Repeat every record below exactly as it appears.

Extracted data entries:
——
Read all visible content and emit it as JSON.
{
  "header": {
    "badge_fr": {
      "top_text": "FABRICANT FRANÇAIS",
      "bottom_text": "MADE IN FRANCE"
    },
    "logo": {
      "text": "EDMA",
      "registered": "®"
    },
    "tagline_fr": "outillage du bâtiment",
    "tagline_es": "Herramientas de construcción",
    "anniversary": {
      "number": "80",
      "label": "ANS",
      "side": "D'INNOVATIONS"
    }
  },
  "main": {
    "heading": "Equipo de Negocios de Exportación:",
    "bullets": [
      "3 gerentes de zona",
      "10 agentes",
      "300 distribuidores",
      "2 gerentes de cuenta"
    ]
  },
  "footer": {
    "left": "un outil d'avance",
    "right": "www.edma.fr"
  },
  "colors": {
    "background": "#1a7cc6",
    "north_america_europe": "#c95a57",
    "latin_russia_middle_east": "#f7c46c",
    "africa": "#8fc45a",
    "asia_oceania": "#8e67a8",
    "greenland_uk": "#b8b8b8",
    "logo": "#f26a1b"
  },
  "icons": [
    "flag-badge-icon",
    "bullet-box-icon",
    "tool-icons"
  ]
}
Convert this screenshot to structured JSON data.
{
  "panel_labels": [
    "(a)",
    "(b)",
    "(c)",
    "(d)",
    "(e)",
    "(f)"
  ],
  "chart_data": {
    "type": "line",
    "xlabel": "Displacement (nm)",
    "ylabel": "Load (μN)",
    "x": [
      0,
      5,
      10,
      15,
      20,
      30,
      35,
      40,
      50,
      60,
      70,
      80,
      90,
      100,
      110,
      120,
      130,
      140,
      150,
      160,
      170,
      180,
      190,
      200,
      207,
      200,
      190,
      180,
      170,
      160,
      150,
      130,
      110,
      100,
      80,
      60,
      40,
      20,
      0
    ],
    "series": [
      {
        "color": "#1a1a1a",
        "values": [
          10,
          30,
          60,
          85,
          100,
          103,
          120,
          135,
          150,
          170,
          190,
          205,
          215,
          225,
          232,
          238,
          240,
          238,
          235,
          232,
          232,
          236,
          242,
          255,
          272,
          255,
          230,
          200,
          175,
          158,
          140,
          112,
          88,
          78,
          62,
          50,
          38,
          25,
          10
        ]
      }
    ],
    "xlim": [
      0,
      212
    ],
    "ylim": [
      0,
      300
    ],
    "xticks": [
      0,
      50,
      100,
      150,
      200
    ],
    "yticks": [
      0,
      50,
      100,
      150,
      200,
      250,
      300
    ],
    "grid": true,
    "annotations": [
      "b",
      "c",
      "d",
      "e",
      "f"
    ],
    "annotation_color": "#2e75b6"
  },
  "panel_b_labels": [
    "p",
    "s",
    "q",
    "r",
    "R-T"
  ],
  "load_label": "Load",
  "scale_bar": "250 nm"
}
——
» Output of the exercise:
Read all visible content and emit it as JSON.
{
  "header": {
    "badge_fr": {
      "top_text": "FABRICANT FRANÇAIS",
      "bottom_text": "MADE IN FRANCE"
    },
    "logo": {
      "text": "EDMA",
      "registered": "®"
    },
    "tagline_fr": "outillage du bâtiment",
    "tagline_es": "Herramientas de construcción",
    "anniversary": {
      "number": "80",
      "label": "ANS",
      "side": "D'INNOVATIONS"
    }
  },
  "main": {
    "heading": "Equipo de Negocios de Exportación:",
    "bullets": [
      "3 gerentes de zona",
      "10 agentes",
      "300 distribuidores",
      "2 gerentes de cuenta"
    ]
  },
  "footer": {
    "left": "un outil d'avance",
    "right": "www.edma.fr"
  },
  "colors": {
    "background": "#1a7cc6",
    "north_america_europe": "#c95a57",
    "latin_russia_middle_east": "#f7c46c",
    "africa": "#8fc45a",
    "asia_oceania": "#8e67a8",
    "greenland_uk": "#b8b8b8",
    "logo": "#f26a1b"
  },
  "icons": [
    "flag-badge-icon",
    "bullet-box-icon",
    "tool-icons"
  ]
}
Convert this screenshot to structured JSON data.
{
  "panel_labels": [
    "(a)",
    "(b)",
    "(c)",
    "(d)",
    "(e)",
    "(f)"
  ],
  "chart_data": {
    "type": "line",
    "xlabel": "Displacement (nm)",
    "ylabel": "Load (μN)",
    "x": [
      0,
      5,
      10,
      15,
      20,
      30,
      35,
      40,
      50,
      60,
      70,
      80,
      90,
      100,
      110,
      120,
      130,
      140,
      150,
      160,
      170,
      180,
      190,
      200,
      207,
      200,
      190,
      180,
      170,
      160,
      150,
      130,
      110,
      100,
      80,
      60,
      40,
      20,
      0
    ],
    "series": [
      {
        "color": "#1a1a1a",
        "values": [
          10,
          30,
          60,
          85,
          100,
          103,
          120,
          135,
          150,
          170,
          190,
          205,
          215,
          225,
          232,
          238,
          240,
          238,
          235,
          232,
          232,
          236,
          242,
          255,
          272,
          255,
          230,
          200,
          175,
          158,
          140,
          112,
          88,
          78,
          62,
          50,
          38,
          25,
          10
        ]
      }
    ],
    "xlim": [
      0,
      212
    ],
    "ylim": [
      0,
      300
    ],
    "xticks": [
      0,
      50,
      100,
      150,
      200
    ],
    "yticks": [
      0,
      50,
      100,
      150,
      200,
      250,
      300
    ],
    "grid": true,
    "annotations": [
      "b",
      "c",
      "d",
      "e",
      "f"
    ],
    "annotation_color": "#2e75b6"
  },
  "panel_b_labels": [
    "p",
    "s",
    "q",
    "r",
    "R-T"
  ],
  "load_label": "Load",
  "scale_bar": "250 nm"
}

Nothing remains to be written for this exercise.